Writing in March 2011, Bowdon accused a New Jersey judge of judicial overreach for claiming the right to pronounce on educational appropriations in the state budget.

Borrowing the arguments made by teachers' unions in opposition to grading of teacher performance, Bowdon argued, in a tongue-in-cheek May 2011 article, that by the same logic students' performance should not be graded either.

Bowdon noted in a September 2011 article that while the National Education Association claimed to have embraced the idea of evaluating teachers on the basis of student performance on standardized tests, the NEA had in fact not abandoned its opposition to such evaluation. In other words: “While they claim to support the principle of teacher accountability, they oppose any particular accountability plan if it contains the inherent design flaw of actually doing anything.” He warned readers not to heed “the words of the teachers unions” but rather to “Watch what they do.”

==Other professional activities==
Bowdon has appeared on many major media to discuss school reform. He has received attention and support from such figures as John Stossel, Joe Scarborough, and Reason's Nick Gillespie.

Material shown:
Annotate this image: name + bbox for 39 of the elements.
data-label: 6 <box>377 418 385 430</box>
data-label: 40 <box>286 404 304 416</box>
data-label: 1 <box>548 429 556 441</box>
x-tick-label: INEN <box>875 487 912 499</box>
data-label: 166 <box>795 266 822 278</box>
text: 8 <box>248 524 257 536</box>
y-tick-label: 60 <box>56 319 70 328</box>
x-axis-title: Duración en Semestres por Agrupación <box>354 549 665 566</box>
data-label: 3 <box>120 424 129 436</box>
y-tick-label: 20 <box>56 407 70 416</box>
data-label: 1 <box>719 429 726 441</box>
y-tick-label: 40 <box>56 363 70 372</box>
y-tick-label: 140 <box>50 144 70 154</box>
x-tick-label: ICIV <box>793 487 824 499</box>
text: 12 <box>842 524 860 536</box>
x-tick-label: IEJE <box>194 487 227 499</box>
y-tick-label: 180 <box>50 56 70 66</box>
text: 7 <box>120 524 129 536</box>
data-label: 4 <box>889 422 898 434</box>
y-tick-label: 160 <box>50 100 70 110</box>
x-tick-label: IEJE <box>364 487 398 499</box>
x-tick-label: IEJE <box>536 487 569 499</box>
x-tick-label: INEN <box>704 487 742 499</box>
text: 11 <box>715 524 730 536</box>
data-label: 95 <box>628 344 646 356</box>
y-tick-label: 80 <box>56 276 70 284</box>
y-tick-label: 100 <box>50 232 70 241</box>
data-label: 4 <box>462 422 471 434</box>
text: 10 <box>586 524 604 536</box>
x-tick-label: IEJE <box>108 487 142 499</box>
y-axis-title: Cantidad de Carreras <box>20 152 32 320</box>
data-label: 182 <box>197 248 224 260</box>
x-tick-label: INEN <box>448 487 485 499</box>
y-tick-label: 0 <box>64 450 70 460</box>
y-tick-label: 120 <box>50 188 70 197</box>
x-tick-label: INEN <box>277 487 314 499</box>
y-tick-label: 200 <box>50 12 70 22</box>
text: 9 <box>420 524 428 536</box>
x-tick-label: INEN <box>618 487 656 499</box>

What this task involves:
In the text about Bowdon's education writing, when did he accuse a New Jersey judge of judicial overreach?

Exercise response:
March 2011